(begin)

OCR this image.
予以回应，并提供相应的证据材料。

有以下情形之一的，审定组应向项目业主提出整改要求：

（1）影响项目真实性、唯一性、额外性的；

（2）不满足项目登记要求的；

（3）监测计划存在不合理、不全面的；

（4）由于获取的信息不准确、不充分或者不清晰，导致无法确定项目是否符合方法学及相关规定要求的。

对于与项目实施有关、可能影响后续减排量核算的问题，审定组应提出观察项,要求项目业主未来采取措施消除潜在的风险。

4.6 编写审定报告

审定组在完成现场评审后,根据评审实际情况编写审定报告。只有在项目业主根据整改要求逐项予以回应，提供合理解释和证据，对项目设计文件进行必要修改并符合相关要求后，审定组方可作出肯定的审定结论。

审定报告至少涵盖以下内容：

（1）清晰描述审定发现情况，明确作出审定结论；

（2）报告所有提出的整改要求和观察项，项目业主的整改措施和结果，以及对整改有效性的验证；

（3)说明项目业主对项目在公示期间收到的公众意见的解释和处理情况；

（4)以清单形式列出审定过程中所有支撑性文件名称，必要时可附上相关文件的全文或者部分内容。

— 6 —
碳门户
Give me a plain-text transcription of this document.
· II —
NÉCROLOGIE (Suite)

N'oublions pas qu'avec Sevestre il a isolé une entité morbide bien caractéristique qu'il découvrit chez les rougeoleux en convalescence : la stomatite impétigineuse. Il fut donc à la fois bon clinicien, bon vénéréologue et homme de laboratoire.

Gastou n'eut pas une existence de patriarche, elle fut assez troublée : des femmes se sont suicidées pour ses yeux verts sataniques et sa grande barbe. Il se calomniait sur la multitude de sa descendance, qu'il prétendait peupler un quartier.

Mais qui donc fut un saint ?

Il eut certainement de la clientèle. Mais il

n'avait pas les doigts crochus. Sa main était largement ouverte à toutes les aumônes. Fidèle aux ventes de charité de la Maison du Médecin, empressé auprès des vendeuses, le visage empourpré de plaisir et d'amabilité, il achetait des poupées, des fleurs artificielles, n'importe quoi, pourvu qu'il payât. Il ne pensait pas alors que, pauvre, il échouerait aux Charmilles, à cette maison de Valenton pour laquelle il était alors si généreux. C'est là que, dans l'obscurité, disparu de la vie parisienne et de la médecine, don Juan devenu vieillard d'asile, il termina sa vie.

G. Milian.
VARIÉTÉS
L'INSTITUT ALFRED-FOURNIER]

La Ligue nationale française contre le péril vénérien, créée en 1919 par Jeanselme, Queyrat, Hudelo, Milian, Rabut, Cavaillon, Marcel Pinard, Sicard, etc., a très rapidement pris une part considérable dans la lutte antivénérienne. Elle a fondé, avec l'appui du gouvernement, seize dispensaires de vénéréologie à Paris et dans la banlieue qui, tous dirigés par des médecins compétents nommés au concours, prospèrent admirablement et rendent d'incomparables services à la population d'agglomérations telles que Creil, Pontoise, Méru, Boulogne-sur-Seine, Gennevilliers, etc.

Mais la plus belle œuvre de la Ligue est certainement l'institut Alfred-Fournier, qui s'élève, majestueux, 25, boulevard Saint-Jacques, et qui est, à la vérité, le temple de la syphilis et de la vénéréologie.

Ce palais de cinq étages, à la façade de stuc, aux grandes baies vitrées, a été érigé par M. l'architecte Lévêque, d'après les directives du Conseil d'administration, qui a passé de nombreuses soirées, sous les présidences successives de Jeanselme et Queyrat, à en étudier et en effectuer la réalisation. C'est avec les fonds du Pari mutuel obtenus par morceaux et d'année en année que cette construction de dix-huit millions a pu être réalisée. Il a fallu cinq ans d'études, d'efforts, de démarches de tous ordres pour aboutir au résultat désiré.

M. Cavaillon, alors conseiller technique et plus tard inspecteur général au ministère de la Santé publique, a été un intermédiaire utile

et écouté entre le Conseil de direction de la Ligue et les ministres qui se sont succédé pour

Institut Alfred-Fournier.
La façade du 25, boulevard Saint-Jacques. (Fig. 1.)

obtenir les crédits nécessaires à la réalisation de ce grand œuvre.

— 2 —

(end)

• REQUIREMENTS:
Extract every entry above as it appears.

• RESULT OF THIS EXERCISE:
OCR this image.
予以回应，并提供相应的证据材料。

有以下情形之一的，审定组应向项目业主提出整改要求：

（1）影响项目真实性、唯一性、额外性的；

（2）不满足项目登记要求的；

（3）监测计划存在不合理、不全面的；

（4）由于获取的信息不准确、不充分或者不清晰，导致无法确定项目是否符合方法学及相关规定要求的。

对于与项目实施有关、可能影响后续减排量核算的问题，审定组应提出观察项,要求项目业主未来采取措施消除潜在的风险。

4.6 编写审定报告

审定组在完成现场评审后,根据评审实际情况编写审定报告。只有在项目业主根据整改要求逐项予以回应，提供合理解释和证据，对项目设计文件进行必要修改并符合相关要求后，审定组方可作出肯定的审定结论。

审定报告至少涵盖以下内容：

（1）清晰描述审定发现情况，明确作出审定结论；

（2）报告所有提出的整改要求和观察项，项目业主的整改措施和结果，以及对整改有效性的验证；

（3)说明项目业主对项目在公示期间收到的公众意见的解释和处理情况；

（4)以清单形式列出审定过程中所有支撑性文件名称，必要时可附上相关文件的全文或者部分内容。

— 6 —
碳门户
Give me a plain-text transcription of this document.
· II —
NÉCROLOGIE (Suite)

N'oublions pas qu'avec Sevestre il a isolé une entité morbide bien caractéristique qu'il découvrit chez les rougeoleux en convalescence : la stomatite impétigineuse. Il fut donc à la fois bon clinicien, bon vénéréologue et homme de laboratoire.

Gastou n'eut pas une existence de patriarche, elle fut assez troublée : des femmes se sont suicidées pour ses yeux verts sataniques et sa grande barbe. Il se calomniait sur la multitude de sa descendance, qu'il prétendait peupler un quartier.

Mais qui donc fut un saint ?

Il eut certainement de la clientèle. Mais il

n'avait pas les doigts crochus. Sa main était largement ouverte à toutes les aumônes. Fidèle aux ventes de charité de la Maison du Médecin, empressé auprès des vendeuses, le visage empourpré de plaisir et d'amabilité, il achetait des poupées, des fleurs artificielles, n'importe quoi, pourvu qu'il payât. Il ne pensait pas alors que, pauvre, il échouerait aux Charmilles, à cette maison de Valenton pour laquelle il était alors si généreux. C'est là que, dans l'obscurité, disparu de la vie parisienne et de la médecine, don Juan devenu vieillard d'asile, il termina sa vie.

G. Milian.
VARIÉTÉS
L'INSTITUT ALFRED-FOURNIER]

La Ligue nationale française contre le péril vénérien, créée en 1919 par Jeanselme, Queyrat, Hudelo, Milian, Rabut, Cavaillon, Marcel Pinard, Sicard, etc., a très rapidement pris une part considérable dans la lutte antivénérienne. Elle a fondé, avec l'appui du gouvernement, seize dispensaires de vénéréologie à Paris et dans la banlieue qui, tous dirigés par des médecins compétents nommés au concours, prospèrent admirablement et rendent d'incomparables services à la population d'agglomérations telles que Creil, Pontoise, Méru, Boulogne-sur-Seine, Gennevilliers, etc.

Mais la plus belle œuvre de la Ligue est certainement l'institut Alfred-Fournier, qui s'élève, majestueux, 25, boulevard Saint-Jacques, et qui est, à la vérité, le temple de la syphilis et de la vénéréologie.

Ce palais de cinq étages, à la façade de stuc, aux grandes baies vitrées, a été érigé par M. l'architecte Lévêque, d'après les directives du Conseil d'administration, qui a passé de nombreuses soirées, sous les présidences successives de Jeanselme et Queyrat, à en étudier et en effectuer la réalisation. C'est avec les fonds du Pari mutuel obtenus par morceaux et d'année en année que cette construction de dix-huit millions a pu être réalisée. Il a fallu cinq ans d'études, d'efforts, de démarches de tous ordres pour aboutir au résultat désiré.

M. Cavaillon, alors conseiller technique et plus tard inspecteur général au ministère de la Santé publique, a été un intermédiaire utile

et écouté entre le Conseil de direction de la Ligue et les ministres qui se sont succédé pour

Institut Alfred-Fournier.
La façade du 25, boulevard Saint-Jacques. (Fig. 1.)

obtenir les crédits nécessaires à la réalisation de ce grand œuvre.

— 2 —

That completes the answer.